(Dataset rows)
* * *
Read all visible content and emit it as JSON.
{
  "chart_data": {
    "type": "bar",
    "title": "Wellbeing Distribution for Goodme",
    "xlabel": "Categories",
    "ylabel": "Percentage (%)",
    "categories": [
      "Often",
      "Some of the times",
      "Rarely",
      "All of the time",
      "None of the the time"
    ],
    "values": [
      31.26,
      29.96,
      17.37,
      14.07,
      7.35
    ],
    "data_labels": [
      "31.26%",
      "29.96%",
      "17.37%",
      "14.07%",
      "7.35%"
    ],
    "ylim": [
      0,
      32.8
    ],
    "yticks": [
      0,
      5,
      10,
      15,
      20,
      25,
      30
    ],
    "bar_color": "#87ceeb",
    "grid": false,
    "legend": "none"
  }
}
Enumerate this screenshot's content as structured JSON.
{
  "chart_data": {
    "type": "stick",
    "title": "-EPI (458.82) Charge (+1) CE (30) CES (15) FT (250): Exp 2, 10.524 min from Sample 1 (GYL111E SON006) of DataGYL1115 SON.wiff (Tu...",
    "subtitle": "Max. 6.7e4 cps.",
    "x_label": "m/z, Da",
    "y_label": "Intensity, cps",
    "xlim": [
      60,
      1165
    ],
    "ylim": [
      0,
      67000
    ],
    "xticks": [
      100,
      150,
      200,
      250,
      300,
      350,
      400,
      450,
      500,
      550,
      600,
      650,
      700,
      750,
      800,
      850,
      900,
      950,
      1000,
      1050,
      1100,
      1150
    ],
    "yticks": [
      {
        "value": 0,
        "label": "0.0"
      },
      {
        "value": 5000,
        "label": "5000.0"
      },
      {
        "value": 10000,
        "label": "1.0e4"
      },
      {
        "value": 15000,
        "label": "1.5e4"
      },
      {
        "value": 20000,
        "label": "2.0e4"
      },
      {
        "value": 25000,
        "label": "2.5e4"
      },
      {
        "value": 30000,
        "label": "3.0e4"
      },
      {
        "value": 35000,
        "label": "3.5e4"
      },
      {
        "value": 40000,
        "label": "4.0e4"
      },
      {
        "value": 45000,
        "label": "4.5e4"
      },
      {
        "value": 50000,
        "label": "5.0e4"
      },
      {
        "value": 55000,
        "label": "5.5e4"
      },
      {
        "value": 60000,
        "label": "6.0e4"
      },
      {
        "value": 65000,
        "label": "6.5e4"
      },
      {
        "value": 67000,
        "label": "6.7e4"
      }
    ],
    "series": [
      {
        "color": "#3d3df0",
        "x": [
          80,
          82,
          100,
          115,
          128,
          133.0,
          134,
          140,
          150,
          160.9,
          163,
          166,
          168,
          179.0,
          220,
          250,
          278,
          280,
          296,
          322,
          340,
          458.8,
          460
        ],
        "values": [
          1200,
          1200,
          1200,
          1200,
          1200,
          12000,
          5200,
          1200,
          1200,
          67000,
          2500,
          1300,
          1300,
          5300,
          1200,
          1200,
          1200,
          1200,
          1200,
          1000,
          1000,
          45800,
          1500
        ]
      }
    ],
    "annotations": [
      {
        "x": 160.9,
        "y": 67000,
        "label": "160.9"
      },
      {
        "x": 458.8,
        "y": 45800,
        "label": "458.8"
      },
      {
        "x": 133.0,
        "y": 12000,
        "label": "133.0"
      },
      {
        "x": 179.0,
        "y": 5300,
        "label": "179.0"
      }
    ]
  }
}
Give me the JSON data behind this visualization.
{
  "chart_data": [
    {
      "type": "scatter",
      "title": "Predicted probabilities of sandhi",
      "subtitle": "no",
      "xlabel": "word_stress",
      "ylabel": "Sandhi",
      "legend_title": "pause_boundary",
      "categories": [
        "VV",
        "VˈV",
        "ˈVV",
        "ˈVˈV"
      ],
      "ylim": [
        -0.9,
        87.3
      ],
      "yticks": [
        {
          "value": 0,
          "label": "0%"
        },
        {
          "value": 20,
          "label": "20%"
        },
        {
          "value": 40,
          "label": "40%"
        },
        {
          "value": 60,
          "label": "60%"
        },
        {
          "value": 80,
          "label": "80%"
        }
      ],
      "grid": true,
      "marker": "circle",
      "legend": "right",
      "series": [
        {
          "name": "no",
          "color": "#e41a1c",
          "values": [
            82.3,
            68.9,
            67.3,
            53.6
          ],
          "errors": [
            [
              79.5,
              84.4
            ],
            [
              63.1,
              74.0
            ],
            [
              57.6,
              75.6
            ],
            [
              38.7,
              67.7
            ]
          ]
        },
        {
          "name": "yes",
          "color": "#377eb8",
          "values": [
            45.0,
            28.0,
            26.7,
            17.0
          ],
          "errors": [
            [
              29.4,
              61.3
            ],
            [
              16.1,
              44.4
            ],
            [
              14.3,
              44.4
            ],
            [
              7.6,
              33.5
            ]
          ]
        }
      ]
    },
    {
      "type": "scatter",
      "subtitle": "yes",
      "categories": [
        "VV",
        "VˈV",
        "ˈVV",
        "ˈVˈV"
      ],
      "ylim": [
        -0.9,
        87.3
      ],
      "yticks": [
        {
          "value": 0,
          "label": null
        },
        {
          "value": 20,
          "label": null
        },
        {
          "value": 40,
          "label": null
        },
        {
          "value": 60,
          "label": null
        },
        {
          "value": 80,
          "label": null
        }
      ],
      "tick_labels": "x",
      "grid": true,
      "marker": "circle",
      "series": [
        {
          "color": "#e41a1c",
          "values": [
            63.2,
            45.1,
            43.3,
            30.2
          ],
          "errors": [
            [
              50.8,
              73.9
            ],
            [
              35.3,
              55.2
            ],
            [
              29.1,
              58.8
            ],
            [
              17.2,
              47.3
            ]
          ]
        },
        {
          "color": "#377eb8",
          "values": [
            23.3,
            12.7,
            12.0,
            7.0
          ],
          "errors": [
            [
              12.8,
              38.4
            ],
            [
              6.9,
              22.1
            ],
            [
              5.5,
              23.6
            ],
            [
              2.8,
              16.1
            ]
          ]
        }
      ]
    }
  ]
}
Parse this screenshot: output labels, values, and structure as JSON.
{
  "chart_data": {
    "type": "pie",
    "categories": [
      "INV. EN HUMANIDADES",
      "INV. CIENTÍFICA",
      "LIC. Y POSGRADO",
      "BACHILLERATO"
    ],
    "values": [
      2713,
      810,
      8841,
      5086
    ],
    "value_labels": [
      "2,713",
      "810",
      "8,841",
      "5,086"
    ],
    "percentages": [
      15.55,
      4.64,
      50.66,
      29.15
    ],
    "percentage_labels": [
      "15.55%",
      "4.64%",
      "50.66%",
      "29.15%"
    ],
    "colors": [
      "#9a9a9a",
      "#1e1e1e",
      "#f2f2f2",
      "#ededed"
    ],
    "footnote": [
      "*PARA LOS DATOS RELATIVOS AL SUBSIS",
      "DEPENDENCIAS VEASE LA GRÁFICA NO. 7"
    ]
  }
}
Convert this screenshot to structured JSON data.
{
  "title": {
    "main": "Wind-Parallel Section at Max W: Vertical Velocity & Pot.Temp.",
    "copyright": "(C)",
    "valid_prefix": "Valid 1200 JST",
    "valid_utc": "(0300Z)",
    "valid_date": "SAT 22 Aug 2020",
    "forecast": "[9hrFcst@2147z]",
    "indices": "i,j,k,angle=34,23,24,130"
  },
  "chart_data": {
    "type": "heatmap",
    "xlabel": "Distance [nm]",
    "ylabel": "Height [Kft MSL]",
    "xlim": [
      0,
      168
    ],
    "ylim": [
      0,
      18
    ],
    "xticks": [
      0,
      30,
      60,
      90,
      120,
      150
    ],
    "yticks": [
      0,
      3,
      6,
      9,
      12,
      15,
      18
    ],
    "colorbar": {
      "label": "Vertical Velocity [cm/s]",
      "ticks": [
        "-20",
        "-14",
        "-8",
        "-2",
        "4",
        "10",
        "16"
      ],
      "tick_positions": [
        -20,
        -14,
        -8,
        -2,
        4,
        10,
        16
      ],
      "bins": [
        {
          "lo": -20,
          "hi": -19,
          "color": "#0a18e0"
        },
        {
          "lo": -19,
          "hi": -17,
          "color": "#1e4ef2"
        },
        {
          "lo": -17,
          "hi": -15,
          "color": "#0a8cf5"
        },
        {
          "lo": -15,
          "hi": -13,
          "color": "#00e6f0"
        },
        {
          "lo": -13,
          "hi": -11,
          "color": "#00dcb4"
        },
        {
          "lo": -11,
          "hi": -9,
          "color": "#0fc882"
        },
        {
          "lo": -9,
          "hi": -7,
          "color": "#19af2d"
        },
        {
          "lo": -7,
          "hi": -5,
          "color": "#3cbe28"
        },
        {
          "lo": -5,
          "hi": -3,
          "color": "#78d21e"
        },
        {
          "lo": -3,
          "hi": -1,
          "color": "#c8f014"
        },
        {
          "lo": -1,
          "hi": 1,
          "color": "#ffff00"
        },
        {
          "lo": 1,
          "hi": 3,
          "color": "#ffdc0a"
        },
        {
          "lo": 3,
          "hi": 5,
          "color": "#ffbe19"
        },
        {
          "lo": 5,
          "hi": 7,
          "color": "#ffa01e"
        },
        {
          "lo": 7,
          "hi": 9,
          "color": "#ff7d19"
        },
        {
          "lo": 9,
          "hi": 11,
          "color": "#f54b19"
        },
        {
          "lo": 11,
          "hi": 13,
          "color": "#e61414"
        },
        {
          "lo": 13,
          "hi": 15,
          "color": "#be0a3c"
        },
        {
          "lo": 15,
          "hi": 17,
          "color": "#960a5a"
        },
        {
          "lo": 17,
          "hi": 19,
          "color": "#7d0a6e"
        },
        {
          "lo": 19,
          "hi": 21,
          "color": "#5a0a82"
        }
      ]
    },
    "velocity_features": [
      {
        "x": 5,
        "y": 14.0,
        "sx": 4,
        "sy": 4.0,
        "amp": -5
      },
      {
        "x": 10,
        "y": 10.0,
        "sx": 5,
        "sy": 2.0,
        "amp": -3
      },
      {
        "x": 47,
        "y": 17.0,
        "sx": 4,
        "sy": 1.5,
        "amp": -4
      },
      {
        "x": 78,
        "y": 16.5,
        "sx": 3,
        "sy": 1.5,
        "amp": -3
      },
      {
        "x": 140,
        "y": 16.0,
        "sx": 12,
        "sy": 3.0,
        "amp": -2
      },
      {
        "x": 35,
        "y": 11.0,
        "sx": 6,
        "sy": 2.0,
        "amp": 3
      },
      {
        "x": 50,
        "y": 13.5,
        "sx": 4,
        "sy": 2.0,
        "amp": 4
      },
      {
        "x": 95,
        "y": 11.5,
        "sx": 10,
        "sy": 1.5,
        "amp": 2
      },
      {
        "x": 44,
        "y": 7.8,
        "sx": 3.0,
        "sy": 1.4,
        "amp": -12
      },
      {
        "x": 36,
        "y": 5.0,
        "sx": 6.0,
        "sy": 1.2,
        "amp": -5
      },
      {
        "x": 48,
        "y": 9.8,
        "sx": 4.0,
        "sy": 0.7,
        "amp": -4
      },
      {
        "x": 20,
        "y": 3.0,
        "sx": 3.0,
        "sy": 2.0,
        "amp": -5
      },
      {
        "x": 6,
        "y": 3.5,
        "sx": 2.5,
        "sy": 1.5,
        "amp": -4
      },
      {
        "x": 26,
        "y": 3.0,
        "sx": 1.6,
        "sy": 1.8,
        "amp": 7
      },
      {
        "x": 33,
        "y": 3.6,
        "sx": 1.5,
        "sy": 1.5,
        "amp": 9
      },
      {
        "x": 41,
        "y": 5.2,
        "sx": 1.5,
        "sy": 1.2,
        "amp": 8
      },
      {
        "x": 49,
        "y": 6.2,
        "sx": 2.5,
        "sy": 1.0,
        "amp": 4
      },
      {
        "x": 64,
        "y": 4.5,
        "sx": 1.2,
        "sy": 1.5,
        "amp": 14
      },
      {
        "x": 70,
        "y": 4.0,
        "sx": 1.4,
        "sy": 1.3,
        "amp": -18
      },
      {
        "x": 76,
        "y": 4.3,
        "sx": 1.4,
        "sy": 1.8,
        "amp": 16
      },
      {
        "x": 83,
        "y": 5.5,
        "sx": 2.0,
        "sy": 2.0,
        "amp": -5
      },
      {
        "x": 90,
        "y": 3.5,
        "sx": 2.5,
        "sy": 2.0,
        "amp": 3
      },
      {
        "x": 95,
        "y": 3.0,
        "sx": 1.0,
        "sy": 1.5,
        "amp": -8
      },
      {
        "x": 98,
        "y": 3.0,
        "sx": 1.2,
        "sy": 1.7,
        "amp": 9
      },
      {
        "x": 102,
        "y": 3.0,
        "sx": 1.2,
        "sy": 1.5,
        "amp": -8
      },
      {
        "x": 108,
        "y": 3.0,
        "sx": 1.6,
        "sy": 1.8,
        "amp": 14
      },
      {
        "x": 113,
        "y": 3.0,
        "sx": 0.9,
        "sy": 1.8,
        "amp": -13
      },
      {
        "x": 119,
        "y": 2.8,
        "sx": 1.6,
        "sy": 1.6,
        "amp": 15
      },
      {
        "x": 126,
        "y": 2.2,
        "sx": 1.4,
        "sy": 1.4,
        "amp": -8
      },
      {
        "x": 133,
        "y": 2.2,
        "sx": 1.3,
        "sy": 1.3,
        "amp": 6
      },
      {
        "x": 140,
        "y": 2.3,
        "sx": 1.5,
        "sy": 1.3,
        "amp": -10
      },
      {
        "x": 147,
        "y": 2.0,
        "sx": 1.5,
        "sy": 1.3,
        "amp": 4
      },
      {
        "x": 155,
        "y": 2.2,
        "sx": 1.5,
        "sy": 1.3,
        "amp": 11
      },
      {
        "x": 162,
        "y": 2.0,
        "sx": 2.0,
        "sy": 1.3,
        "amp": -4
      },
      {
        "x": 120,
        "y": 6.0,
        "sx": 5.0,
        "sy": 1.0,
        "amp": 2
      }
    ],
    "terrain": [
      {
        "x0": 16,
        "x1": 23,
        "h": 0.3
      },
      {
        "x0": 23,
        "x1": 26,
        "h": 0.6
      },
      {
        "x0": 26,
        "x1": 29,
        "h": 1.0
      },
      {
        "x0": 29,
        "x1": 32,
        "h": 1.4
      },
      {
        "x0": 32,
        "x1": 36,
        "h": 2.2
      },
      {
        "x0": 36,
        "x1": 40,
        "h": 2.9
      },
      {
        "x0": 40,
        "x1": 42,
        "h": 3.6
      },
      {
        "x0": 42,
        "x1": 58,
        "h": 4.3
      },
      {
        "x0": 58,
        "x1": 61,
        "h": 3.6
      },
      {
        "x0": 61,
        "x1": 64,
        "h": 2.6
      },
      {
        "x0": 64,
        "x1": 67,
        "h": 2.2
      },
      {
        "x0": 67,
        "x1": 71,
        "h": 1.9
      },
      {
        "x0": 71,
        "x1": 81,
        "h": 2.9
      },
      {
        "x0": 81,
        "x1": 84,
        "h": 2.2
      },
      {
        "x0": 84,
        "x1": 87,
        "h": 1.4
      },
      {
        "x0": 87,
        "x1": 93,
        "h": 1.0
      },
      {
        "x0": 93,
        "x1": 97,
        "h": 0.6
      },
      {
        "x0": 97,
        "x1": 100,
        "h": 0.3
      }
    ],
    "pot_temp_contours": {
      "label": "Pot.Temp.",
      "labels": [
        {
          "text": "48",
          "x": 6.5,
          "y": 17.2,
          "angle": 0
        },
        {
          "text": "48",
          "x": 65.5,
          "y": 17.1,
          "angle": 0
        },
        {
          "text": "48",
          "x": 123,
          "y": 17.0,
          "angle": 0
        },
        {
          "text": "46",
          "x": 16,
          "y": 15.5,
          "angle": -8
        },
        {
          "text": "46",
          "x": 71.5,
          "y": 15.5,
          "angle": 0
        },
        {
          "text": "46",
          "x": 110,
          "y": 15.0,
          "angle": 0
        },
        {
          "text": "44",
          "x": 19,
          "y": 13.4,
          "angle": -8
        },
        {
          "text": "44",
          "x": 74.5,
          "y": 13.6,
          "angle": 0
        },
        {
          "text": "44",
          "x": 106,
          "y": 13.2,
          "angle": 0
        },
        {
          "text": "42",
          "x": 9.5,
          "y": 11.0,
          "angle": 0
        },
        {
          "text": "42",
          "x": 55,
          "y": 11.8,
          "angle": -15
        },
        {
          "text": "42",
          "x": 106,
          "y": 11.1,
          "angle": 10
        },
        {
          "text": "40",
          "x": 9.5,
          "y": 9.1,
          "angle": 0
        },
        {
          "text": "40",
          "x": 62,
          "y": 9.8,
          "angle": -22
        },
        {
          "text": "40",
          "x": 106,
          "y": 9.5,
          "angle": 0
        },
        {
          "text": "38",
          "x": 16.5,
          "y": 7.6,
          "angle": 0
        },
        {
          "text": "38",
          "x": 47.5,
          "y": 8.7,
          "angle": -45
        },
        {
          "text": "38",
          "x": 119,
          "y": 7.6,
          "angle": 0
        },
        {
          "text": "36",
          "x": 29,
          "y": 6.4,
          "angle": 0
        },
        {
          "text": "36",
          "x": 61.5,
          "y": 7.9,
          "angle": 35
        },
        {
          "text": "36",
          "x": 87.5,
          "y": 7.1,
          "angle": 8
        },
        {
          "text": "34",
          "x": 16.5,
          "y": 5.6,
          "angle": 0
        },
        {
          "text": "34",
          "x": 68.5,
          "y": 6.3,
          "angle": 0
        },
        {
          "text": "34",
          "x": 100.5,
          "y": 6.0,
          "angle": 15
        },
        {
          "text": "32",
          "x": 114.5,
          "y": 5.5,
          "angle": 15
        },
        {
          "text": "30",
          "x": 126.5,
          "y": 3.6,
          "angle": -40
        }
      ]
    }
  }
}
* * *
• _Task description_
Copy every line of the listing where the word "xlabel" appears.

• _Expected output_
    "xlabel": "Categories",
      "xlabel": "word_stress",
    "xlabel": "Distance [nm]",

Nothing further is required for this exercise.